[Required work]:
Find each line holding the word "JSON" and give the total alone.

[Data provided]:
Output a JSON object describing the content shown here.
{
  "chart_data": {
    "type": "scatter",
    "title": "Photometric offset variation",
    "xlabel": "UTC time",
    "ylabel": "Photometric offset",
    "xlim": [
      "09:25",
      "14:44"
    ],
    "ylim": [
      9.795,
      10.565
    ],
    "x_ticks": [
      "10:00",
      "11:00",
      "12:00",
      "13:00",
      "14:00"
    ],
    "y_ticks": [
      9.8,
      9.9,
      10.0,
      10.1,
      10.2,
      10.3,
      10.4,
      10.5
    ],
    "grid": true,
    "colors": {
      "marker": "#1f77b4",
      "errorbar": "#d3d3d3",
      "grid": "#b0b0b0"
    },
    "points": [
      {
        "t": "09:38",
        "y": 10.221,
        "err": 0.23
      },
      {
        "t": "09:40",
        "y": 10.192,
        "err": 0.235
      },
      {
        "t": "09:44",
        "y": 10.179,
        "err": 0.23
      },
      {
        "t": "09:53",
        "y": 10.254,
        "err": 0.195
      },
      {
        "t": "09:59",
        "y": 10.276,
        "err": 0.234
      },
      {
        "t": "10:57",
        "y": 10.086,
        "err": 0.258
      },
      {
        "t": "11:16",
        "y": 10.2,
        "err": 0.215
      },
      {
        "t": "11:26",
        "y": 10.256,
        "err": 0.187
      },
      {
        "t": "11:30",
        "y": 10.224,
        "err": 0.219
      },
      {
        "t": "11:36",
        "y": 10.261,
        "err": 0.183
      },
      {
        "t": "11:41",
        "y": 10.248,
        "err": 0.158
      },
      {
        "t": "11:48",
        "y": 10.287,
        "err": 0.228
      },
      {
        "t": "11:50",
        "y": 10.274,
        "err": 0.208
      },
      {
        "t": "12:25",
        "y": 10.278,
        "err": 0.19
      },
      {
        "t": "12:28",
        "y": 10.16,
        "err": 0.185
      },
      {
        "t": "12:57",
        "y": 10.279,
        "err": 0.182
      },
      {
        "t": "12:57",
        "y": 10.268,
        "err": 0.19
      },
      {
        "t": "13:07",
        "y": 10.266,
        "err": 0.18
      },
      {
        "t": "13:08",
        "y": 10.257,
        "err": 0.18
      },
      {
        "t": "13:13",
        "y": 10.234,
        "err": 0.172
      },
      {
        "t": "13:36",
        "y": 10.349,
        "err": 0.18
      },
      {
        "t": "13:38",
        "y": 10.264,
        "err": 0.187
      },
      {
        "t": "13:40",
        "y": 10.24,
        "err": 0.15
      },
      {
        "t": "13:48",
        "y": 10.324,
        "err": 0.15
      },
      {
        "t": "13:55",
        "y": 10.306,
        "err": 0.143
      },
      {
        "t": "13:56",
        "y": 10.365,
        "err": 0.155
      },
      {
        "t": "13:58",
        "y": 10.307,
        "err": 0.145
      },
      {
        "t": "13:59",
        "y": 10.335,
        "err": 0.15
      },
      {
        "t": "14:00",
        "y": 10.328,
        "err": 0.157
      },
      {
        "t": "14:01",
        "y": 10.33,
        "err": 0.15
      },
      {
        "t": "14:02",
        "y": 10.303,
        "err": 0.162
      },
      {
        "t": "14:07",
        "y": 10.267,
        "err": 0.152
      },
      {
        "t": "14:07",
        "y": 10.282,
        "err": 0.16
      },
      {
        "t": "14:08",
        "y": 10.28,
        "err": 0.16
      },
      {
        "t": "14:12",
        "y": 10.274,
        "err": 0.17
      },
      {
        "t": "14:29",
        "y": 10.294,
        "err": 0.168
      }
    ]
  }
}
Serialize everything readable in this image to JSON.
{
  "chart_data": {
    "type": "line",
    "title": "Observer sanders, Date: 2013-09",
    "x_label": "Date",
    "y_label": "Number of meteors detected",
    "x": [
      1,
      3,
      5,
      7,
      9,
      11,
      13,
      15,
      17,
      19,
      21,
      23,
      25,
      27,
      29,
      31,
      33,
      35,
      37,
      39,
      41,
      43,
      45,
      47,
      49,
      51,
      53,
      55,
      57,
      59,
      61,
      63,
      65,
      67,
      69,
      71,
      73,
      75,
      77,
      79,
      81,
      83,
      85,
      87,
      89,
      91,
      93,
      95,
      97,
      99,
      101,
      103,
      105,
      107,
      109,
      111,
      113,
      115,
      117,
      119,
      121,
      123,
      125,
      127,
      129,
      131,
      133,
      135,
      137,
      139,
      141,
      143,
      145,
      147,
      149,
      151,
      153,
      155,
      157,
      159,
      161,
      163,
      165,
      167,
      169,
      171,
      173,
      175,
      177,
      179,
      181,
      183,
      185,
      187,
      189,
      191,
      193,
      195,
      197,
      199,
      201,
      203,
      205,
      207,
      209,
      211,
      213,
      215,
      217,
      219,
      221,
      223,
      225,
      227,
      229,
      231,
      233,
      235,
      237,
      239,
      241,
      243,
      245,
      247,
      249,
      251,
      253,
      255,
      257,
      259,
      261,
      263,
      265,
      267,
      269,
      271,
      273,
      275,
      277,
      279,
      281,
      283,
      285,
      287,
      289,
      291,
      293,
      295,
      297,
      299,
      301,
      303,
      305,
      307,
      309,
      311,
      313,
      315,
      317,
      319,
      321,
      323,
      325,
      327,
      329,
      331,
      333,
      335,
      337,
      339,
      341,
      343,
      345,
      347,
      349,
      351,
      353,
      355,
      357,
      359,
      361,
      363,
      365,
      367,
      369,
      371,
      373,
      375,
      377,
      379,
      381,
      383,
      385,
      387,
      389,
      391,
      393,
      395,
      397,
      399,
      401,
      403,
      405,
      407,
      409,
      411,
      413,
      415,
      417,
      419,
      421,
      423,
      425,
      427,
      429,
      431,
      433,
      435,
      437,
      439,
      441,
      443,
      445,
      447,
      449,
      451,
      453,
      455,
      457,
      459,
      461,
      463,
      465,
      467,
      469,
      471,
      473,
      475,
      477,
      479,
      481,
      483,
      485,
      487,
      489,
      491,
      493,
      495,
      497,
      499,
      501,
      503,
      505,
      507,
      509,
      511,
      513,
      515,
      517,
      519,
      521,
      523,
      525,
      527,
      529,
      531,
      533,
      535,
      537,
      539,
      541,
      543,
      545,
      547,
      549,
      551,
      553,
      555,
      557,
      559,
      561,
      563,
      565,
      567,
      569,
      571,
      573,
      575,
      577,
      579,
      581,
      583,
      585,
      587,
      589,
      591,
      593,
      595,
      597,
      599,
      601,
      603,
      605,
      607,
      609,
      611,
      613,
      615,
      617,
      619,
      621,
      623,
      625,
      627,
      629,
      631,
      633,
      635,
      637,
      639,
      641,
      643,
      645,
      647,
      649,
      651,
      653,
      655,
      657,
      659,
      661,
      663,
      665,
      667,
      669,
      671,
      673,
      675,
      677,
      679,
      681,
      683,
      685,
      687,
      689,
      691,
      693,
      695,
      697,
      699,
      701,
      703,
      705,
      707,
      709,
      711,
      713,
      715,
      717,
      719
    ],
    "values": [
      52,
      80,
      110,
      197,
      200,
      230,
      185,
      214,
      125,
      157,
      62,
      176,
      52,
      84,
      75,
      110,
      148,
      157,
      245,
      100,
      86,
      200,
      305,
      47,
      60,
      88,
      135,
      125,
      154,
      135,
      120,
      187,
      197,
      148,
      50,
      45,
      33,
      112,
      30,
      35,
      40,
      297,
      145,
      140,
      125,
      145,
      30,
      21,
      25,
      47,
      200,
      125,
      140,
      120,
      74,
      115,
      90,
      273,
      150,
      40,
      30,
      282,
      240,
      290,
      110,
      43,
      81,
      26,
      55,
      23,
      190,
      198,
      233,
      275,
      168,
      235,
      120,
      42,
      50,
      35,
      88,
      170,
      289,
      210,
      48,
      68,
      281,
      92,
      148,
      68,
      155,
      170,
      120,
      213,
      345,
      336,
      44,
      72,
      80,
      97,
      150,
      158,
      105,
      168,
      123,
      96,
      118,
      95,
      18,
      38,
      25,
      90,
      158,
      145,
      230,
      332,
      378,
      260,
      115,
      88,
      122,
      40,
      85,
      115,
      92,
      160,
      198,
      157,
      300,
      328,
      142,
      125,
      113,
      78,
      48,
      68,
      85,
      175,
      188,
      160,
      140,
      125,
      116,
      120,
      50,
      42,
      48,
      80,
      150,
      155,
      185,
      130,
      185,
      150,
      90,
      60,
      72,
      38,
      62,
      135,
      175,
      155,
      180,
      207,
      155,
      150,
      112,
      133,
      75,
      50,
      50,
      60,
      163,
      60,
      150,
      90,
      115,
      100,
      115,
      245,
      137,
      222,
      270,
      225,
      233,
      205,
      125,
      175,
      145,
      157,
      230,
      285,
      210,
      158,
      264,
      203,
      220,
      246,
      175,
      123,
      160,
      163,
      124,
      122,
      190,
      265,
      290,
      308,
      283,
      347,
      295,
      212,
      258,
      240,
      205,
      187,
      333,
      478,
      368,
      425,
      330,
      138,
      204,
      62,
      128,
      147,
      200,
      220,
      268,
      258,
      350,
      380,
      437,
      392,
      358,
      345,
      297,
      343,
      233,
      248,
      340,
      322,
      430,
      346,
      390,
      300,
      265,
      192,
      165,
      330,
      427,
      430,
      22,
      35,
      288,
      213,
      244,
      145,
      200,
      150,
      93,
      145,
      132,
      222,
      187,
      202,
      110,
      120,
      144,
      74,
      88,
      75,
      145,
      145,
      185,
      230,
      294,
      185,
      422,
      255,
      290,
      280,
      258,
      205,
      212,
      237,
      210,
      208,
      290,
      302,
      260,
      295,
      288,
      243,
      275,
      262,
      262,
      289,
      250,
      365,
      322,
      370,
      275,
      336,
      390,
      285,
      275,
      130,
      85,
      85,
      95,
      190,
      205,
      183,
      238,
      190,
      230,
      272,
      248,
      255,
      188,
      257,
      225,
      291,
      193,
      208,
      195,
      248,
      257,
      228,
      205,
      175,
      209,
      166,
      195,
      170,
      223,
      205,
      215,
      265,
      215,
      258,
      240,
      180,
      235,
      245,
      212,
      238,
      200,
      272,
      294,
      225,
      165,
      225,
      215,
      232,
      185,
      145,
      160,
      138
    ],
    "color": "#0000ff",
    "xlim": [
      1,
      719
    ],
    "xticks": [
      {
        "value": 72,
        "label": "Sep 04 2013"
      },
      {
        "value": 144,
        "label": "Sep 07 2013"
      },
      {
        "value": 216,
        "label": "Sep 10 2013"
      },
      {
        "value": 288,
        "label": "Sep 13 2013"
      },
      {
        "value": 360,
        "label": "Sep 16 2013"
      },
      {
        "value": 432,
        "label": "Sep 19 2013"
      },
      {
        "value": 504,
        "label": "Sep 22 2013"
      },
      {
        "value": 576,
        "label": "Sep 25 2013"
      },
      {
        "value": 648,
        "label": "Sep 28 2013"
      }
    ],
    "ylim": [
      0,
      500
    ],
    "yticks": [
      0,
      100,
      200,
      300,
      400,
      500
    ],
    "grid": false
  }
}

[Solution to this task]:
2